### DIRECTION
Within the data that follows, how many lines carry the string "assaults"? Give the number alone.

### RECORDS SUPPLIED
- - - -

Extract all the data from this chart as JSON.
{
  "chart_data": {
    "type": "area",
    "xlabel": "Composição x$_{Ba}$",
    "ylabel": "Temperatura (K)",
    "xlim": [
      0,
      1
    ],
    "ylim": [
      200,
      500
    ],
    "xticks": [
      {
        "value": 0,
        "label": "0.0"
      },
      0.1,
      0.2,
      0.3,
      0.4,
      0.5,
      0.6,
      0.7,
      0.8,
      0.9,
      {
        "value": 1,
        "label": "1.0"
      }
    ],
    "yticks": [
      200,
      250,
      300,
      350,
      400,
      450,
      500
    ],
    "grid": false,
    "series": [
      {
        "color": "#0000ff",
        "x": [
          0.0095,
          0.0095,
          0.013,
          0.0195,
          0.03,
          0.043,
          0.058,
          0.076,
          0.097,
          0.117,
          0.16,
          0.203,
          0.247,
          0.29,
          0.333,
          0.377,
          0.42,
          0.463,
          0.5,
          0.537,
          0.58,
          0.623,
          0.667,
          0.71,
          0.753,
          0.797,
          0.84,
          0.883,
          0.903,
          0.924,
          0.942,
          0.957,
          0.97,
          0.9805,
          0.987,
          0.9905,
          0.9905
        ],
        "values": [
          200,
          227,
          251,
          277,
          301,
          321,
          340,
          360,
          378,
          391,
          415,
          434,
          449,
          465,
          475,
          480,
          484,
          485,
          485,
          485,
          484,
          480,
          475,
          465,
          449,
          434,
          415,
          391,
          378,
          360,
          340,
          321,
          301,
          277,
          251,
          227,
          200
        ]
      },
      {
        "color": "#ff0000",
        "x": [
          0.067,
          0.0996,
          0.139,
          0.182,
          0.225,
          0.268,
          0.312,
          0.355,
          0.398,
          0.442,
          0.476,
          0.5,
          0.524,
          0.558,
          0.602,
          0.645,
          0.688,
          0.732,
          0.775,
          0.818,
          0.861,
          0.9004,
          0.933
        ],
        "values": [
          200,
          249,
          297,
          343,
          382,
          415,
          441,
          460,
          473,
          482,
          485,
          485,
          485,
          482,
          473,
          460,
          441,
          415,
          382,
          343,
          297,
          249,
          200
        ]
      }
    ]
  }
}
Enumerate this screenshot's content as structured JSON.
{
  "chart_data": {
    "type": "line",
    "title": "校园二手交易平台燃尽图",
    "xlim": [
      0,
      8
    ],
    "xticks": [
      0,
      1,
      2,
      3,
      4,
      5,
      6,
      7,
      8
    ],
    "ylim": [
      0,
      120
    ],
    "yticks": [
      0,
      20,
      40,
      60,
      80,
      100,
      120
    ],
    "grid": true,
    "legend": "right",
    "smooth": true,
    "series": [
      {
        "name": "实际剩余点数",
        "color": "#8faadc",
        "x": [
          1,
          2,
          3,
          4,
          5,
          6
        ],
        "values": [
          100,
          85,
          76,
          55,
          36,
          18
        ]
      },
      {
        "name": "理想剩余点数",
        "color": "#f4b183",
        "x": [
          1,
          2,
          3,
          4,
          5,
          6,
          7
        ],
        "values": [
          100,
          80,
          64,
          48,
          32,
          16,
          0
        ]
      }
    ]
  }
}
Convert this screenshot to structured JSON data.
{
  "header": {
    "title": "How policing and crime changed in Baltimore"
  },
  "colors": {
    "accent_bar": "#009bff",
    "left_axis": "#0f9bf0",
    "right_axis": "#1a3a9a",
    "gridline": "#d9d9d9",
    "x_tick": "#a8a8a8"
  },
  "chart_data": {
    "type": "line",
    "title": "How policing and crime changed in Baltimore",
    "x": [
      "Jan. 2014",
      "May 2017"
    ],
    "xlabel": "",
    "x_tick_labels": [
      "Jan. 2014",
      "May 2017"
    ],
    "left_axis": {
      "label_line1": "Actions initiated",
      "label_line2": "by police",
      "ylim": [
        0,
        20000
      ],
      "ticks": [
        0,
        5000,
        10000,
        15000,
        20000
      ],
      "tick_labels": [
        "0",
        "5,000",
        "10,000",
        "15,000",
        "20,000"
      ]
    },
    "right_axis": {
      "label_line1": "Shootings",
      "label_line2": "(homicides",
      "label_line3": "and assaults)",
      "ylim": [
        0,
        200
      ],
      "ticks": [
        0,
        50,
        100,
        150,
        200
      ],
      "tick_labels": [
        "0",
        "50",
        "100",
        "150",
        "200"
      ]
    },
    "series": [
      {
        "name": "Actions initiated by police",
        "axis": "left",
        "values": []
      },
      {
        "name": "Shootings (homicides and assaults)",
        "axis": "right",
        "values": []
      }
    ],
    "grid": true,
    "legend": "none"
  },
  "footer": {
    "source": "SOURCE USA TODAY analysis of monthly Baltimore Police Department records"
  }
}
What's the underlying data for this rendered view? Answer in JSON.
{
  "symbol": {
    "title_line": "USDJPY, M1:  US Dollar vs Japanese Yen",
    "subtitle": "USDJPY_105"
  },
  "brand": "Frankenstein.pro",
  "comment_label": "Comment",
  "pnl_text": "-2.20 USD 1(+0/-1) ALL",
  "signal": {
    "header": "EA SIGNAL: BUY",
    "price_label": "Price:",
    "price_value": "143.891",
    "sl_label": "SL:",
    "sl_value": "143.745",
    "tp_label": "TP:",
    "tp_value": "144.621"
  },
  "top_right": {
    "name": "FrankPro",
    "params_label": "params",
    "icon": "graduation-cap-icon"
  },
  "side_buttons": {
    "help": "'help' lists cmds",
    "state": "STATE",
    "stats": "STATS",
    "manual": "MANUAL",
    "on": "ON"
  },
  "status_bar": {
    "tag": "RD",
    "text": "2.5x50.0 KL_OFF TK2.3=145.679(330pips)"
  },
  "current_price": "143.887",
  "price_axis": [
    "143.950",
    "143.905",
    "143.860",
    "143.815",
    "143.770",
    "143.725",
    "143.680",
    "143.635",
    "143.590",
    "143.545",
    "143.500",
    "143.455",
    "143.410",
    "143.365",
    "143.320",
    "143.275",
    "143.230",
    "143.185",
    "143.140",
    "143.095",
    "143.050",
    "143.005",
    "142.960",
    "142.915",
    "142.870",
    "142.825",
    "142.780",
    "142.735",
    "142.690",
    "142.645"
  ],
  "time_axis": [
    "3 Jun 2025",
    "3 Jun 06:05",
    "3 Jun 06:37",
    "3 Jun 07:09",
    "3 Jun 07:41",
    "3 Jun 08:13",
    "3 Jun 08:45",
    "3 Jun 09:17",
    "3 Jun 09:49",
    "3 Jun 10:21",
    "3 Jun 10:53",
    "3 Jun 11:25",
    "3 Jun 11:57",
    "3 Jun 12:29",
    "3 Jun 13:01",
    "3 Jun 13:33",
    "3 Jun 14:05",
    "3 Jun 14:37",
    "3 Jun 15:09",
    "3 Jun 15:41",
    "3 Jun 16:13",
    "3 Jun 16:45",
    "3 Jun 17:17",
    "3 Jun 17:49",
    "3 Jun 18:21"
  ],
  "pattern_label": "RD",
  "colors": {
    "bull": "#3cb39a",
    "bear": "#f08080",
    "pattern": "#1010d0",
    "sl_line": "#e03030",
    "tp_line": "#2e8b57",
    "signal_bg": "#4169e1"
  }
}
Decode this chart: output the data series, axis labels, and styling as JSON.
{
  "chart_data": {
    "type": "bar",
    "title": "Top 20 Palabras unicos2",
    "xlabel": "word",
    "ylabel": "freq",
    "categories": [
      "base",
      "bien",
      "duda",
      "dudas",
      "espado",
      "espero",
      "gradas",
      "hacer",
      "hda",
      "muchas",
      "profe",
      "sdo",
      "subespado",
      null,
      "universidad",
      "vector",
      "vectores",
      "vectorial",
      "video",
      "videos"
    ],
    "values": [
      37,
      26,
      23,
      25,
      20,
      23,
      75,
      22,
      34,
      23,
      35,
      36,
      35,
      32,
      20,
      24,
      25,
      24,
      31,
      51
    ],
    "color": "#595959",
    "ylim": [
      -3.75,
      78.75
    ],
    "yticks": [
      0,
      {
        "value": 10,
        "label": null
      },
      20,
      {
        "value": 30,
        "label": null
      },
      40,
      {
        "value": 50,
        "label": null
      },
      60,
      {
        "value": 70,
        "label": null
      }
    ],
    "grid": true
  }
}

- - - -

### CORRECT OUTPUT
2